Your task
Show, in full, each line of the data that contains "image".

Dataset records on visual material
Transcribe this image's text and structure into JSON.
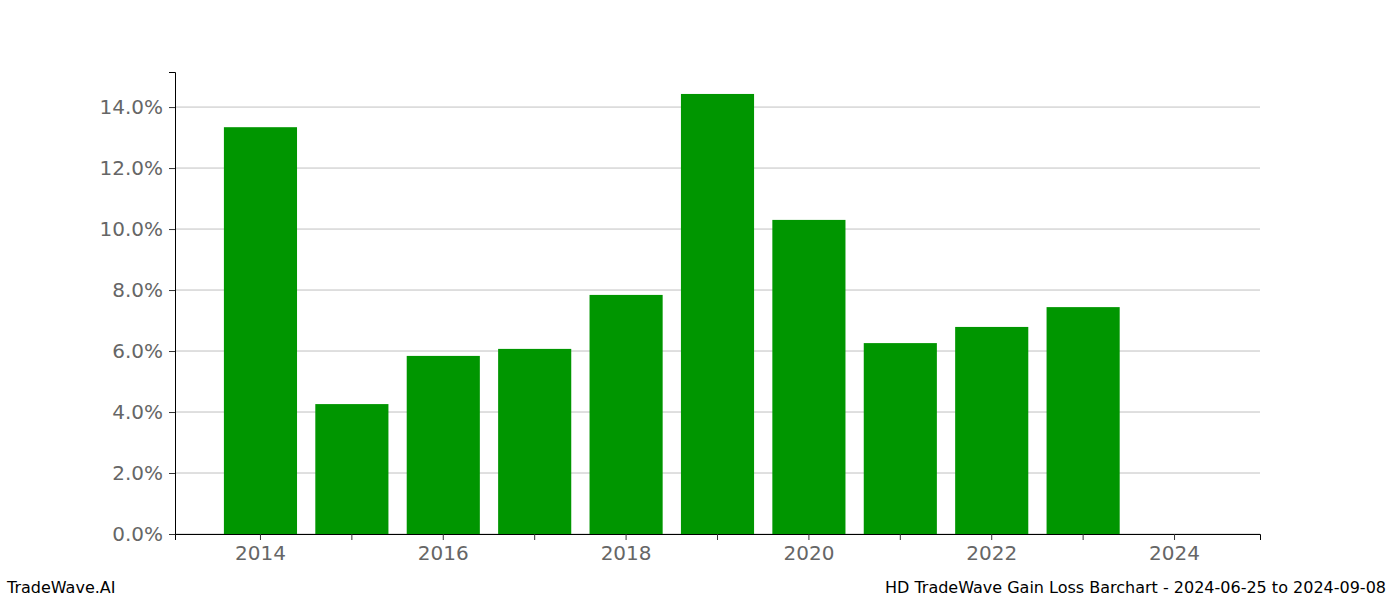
{
  "chart_data": {
    "type": "bar",
    "categories": [
      "2014",
      null,
      "2016",
      null,
      "2018",
      null,
      "2020",
      null,
      "2022",
      null,
      "2024"
    ],
    "values": [
      13.34,
      4.26,
      5.84,
      6.07,
      7.84,
      14.43,
      10.3,
      6.26,
      6.79,
      7.44,
      null
    ],
    "color": "#009600",
    "ylim": [
      0,
      15.15
    ],
    "yticks": [
      {
        "value": 0,
        "label": "0.0%"
      },
      {
        "value": 2,
        "label": "2.0%"
      },
      {
        "value": 4,
        "label": "4.0%"
      },
      {
        "value": 6,
        "label": "6.0%"
      },
      {
        "value": 8,
        "label": "8.0%"
      },
      {
        "value": 10,
        "label": "10.0%"
      },
      {
        "value": 12,
        "label": "12.0%"
      },
      {
        "value": 14,
        "label": "14.0%"
      }
    ],
    "grid": true,
    "annotations": [
      "TradeWave.AI",
      "HD TradeWave Gain Loss Barchart - 2024-06-25 to 2024-09-08"
    ]
  }
}
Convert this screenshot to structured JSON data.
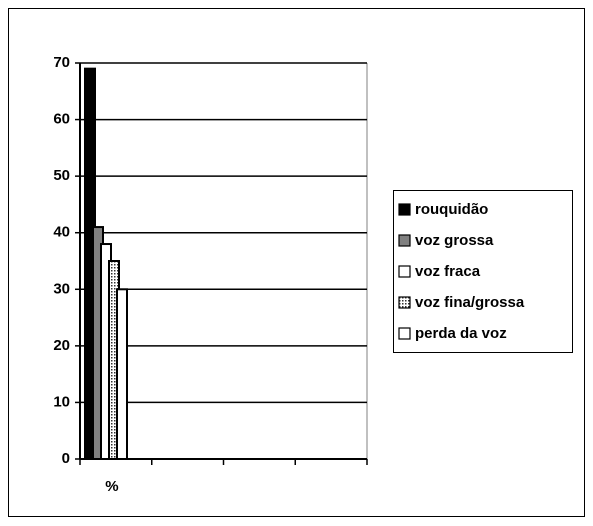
{
  "chart_data": {
    "type": "bar",
    "categories": [
      "%",
      null,
      null,
      null
    ],
    "series": [
      {
        "name": "rouquidão",
        "color": "#000000",
        "values": [
          69,
          null,
          null,
          null
        ]
      },
      {
        "name": "voz grossa",
        "color": "#808080",
        "values": [
          41,
          null,
          null,
          null
        ]
      },
      {
        "name": "voz fraca",
        "color": "#ffffff",
        "values": [
          38,
          null,
          null,
          null
        ]
      },
      {
        "name": "voz fina/grossa",
        "color": "#9a9a9a",
        "values": [
          35,
          null,
          null,
          null
        ]
      },
      {
        "name": "perda da voz",
        "color": "#ffffff",
        "values": [
          30,
          null,
          null,
          null
        ]
      }
    ],
    "ylim": [
      0,
      70
    ],
    "yticks": [
      0,
      10,
      20,
      30,
      40,
      50,
      60,
      70
    ],
    "grid": true,
    "legend": "right"
  }
}
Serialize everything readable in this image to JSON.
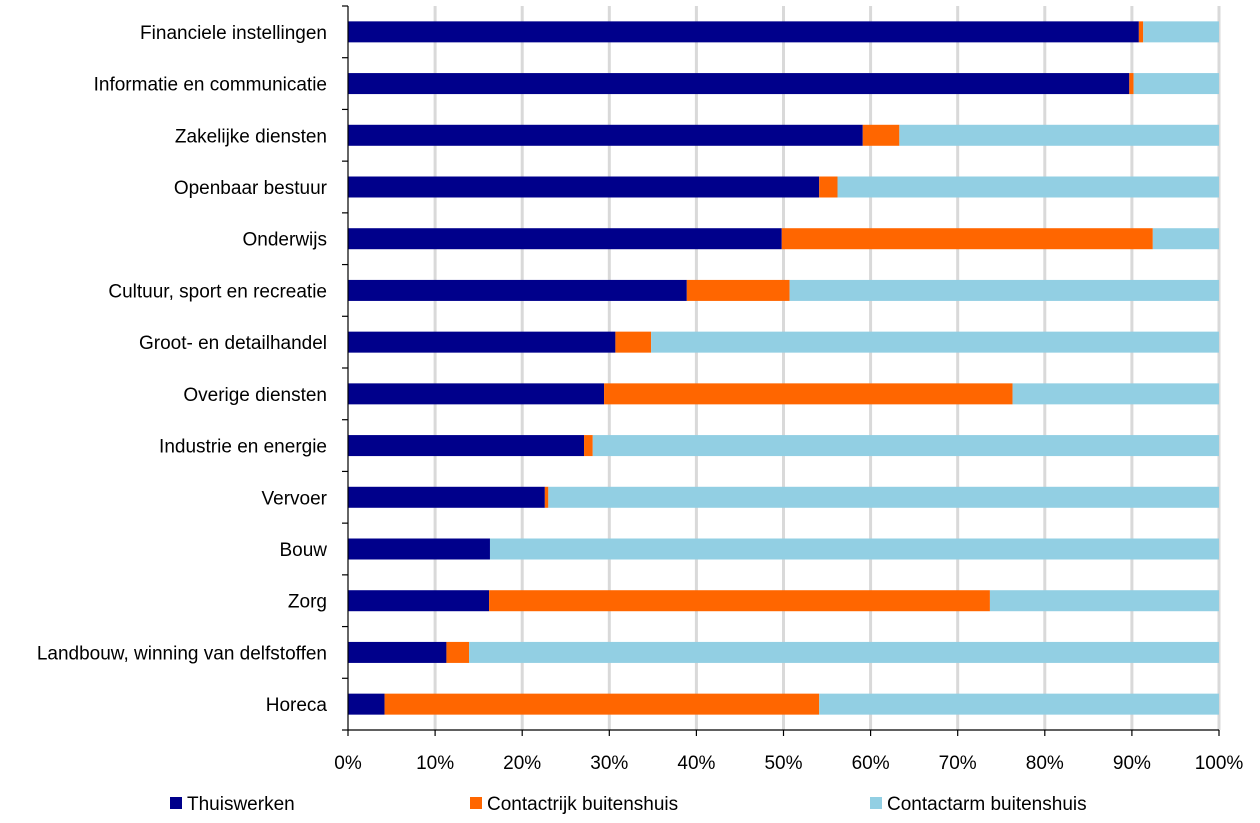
{
  "chart_data": {
    "type": "bar",
    "orientation": "horizontal",
    "stacked": "percent",
    "categories": [
      "Financiele instellingen",
      "Informatie en communicatie",
      "Zakelijke diensten",
      "Openbaar bestuur",
      "Onderwijs",
      "Cultuur, sport en recreatie",
      "Groot- en detailhandel",
      "Overige diensten",
      "Industrie en energie",
      "Vervoer",
      "Bouw",
      "Zorg",
      "Landbouw, winning van delfstoffen",
      "Horeca"
    ],
    "series": [
      {
        "name": "Thuiswerken",
        "color": "#00008B",
        "values": [
          90.8,
          89.7,
          59.1,
          54.1,
          49.8,
          38.9,
          30.7,
          29.4,
          27.1,
          22.6,
          16.3,
          16.2,
          11.3,
          4.2
        ]
      },
      {
        "name": "Contactrijk buitenshuis",
        "color": "#FF6600",
        "values": [
          0.5,
          0.5,
          4.2,
          2.1,
          42.6,
          11.8,
          4.1,
          46.9,
          1.0,
          0.4,
          0.0,
          57.5,
          2.6,
          49.9
        ]
      },
      {
        "name": "Contactarm buitenshuis",
        "color": "#92CFE3",
        "values": [
          8.7,
          9.8,
          36.7,
          43.8,
          7.6,
          49.3,
          65.2,
          23.7,
          71.9,
          77.0,
          83.7,
          26.3,
          86.1,
          45.9
        ]
      }
    ],
    "xticks": [
      "0%",
      "10%",
      "20%",
      "30%",
      "40%",
      "50%",
      "60%",
      "70%",
      "80%",
      "90%",
      "100%"
    ],
    "xlim": [
      0,
      100
    ],
    "grid": "vertical",
    "legend": "bottom",
    "title": "",
    "xlabel": "",
    "ylabel": ""
  }
}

Complete output
Transcribe this image's text and structure into JSON.
Serialize everything readable in this image to JSON.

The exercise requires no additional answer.